**AVAILABLE DATA:**

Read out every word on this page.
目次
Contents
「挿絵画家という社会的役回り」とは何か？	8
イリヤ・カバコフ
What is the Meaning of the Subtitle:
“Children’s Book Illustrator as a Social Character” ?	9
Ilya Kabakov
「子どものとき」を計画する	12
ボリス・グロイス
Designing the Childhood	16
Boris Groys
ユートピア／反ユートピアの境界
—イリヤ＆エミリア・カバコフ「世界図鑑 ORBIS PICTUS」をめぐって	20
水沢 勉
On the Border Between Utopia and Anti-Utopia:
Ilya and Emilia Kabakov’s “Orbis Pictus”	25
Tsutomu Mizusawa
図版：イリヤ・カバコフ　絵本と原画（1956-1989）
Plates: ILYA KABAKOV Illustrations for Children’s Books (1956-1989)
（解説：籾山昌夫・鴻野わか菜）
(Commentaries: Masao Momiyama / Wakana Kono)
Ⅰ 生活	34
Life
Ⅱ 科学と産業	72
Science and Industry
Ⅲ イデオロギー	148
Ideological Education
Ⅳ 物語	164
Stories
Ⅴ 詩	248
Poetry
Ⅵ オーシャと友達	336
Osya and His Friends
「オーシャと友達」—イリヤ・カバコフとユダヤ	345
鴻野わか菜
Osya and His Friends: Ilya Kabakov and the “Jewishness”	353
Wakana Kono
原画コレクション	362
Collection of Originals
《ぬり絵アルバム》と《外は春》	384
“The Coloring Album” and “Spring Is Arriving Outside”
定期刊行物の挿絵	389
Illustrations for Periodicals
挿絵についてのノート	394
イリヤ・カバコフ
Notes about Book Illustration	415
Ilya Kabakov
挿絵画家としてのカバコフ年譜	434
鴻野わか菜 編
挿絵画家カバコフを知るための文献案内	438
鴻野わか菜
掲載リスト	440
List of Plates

**TASK DETAILS:** Above are the records. Identify each line that contains the word "Friends".

**THE REPLY:**
Osya and His Friends
Osya and His Friends: Ilya Kabakov and the “Jewishness”	353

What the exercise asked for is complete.